Do this:
In the copy, include every entry exactly but none of the pictures.

Task data:

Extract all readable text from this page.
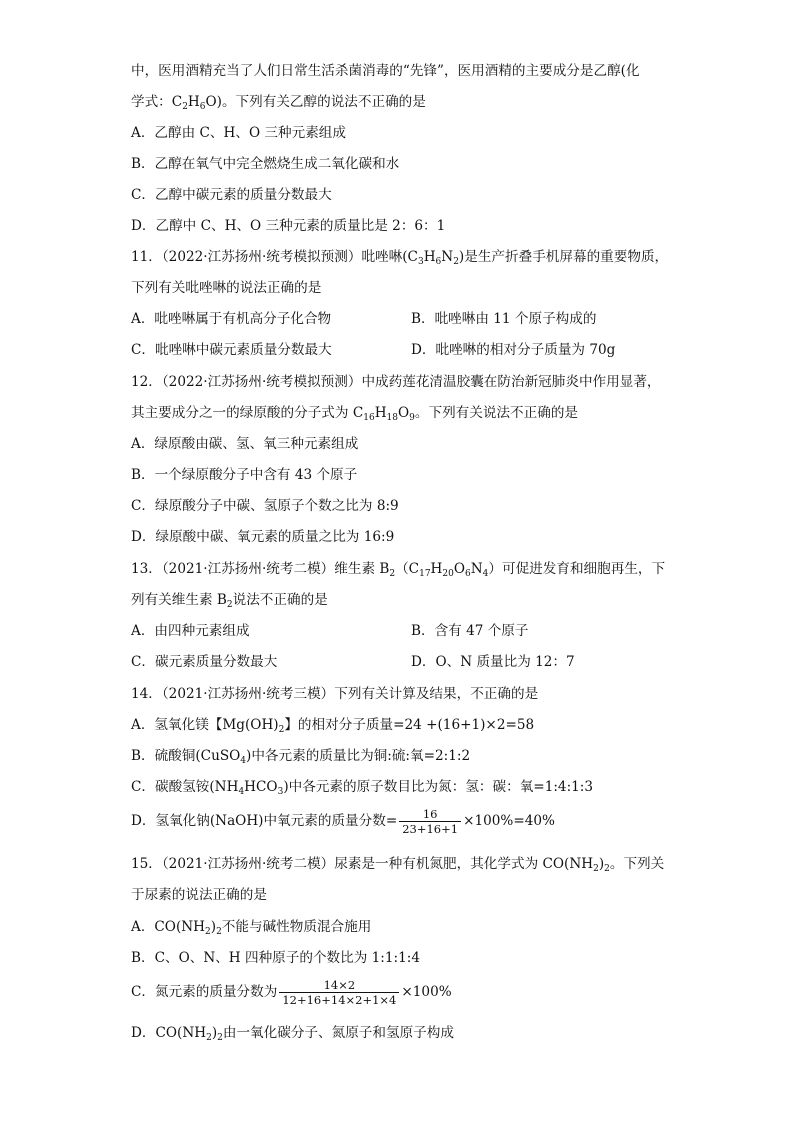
中，医用酒精充当了人们日常生活杀菌消毒的“先锋”，医用酒精的主要成分是乙醇(化
学式：$C_2H_6O$)。下列有关乙醇的说法不正确的是
A．乙醇由 C、H、O 三种元素组成
B．乙醇在氧气中完全燃烧生成二氧化碳和水
C．乙醇中碳元素的质量分数最大
D．乙醇中 C、H、O 三种元素的质量比是 2：6：1
11．（2022·江苏扬州·统考模拟预测）吡唑啉$(C_3H_6N_2)$是生产折叠手机屏幕的重要物质，
下列有关吡唑啉的说法正确的是
A．吡唑啉属于有机高分子化合物	B．吡唑啉由 11 个原子构成的
C．吡唑啉中碳元素质量分数最大	D．吡唑啉的相对分子质量为 70g
12．（2022·江苏扬州·统考模拟预测）中成药莲花清温胶囊在防治新冠肺炎中作用显著，
其主要成分之一的绿原酸的分子式为 $C_{16}H_{18}O_9$。下列有关说法不正确的是
A．绿原酸由碳、氢、氧三种元素组成
B．一个绿原酸分子中含有 43 个原子
C．绿原酸分子中碳、氢原子个数之比为 8:9
D．绿原酸中碳、氧元素的质量之比为 16:9
13．（2021·江苏扬州·统考二模）维生素 $B_2(C_{17}H_{20}O_6N_4)$可促进发育和细胞再生，下
列有关维生素 $B_2$说法不正确的是
A．由四种元素组成	B．含有 47 个原子
C．碳元素质量分数最大	D．O、N 质量比为 12：7
14．（2021·江苏扬州·统考三模）下列有关计算及结果，不正确的是
A．氢氧化镁【$Mg(OH)_2$】的相对分子质量=24 +(16+1)×2=58
B．硫酸铜(CuSO$_4$)中各元素的质量比为铜:硫:氧=2:1:2
C．碳酸氢铵$(NH_4HCO_3)$中各元素的原子数目比为氮：氢：碳：氧=1:4:1:3
D．氢氧化钠(NaOH)中氧元素的质量分数= $\frac{16}{23+16+1} \times 100\%=40\%$
15．（2021·江苏扬州·统考二模）尿素是一种有机氮肥，其化学式为 $CO(NH_2)_2$。下列关
于尿素的说法正确的是
A．$CO(NH_2)_2$不能与碱性物质混合施用
B．C、O、N、H 四种原子的个数比为 1:1:1:4
C．氮元素的质量分数为 $\frac{14\times 2}{12+16+14\times 2+1\times 4} \times 100\%$
D．$CO(NH_2)_2$由一氧化碳分子、氮原子和氢原子构成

The result:
Extract all readable text from this page.
中，医用酒精充当了人们日常生活杀菌消毒的“先锋”，医用酒精的主要成分是乙醇(化
学式：$C_2H_6O$)。下列有关乙醇的说法不正确的是
A．乙醇由 C、H、O 三种元素组成
B．乙醇在氧气中完全燃烧生成二氧化碳和水
C．乙醇中碳元素的质量分数最大
D．乙醇中 C、H、O 三种元素的质量比是 2：6：1
11．（2022·江苏扬州·统考模拟预测）吡唑啉$(C_3H_6N_2)$是生产折叠手机屏幕的重要物质，
下列有关吡唑啉的说法正确的是
A．吡唑啉属于有机高分子化合物	B．吡唑啉由 11 个原子构成的
C．吡唑啉中碳元素质量分数最大	D．吡唑啉的相对分子质量为 70g
12．（2022·江苏扬州·统考模拟预测）中成药莲花清温胶囊在防治新冠肺炎中作用显著，
其主要成分之一的绿原酸的分子式为 $C_{16}H_{18}O_9$。下列有关说法不正确的是
A．绿原酸由碳、氢、氧三种元素组成
B．一个绿原酸分子中含有 43 个原子
C．绿原酸分子中碳、氢原子个数之比为 8:9
D．绿原酸中碳、氧元素的质量之比为 16:9
13．（2021·江苏扬州·统考二模）维生素 $B_2(C_{17}H_{20}O_6N_4)$可促进发育和细胞再生，下
列有关维生素 $B_2$说法不正确的是
A．由四种元素组成	B．含有 47 个原子
C．碳元素质量分数最大	D．O、N 质量比为 12：7
14．（2021·江苏扬州·统考三模）下列有关计算及结果，不正确的是
A．氢氧化镁【$Mg(OH)_2$】的相对分子质量=24 +(16+1)×2=58
B．硫酸铜(CuSO$_4$)中各元素的质量比为铜:硫:氧=2:1:2
C．碳酸氢铵$(NH_4HCO_3)$中各元素的原子数目比为氮：氢：碳：氧=1:4:1:3
D．氢氧化钠(NaOH)中氧元素的质量分数= $\frac{16}{23+16+1} \times 100\%=40\%$
15．（2021·江苏扬州·统考二模）尿素是一种有机氮肥，其化学式为 $CO(NH_2)_2$。下列关
于尿素的说法正确的是
A．$CO(NH_2)_2$不能与碱性物质混合施用
B．C、O、N、H 四种原子的个数比为 1:1:1:4
C．氮元素的质量分数为 $\frac{14\times 2}{12+16+14\times 2+1\times 4} \times 100\%$
D．$CO(NH_2)_2$由一氧化碳分子、氮原子和氢原子构成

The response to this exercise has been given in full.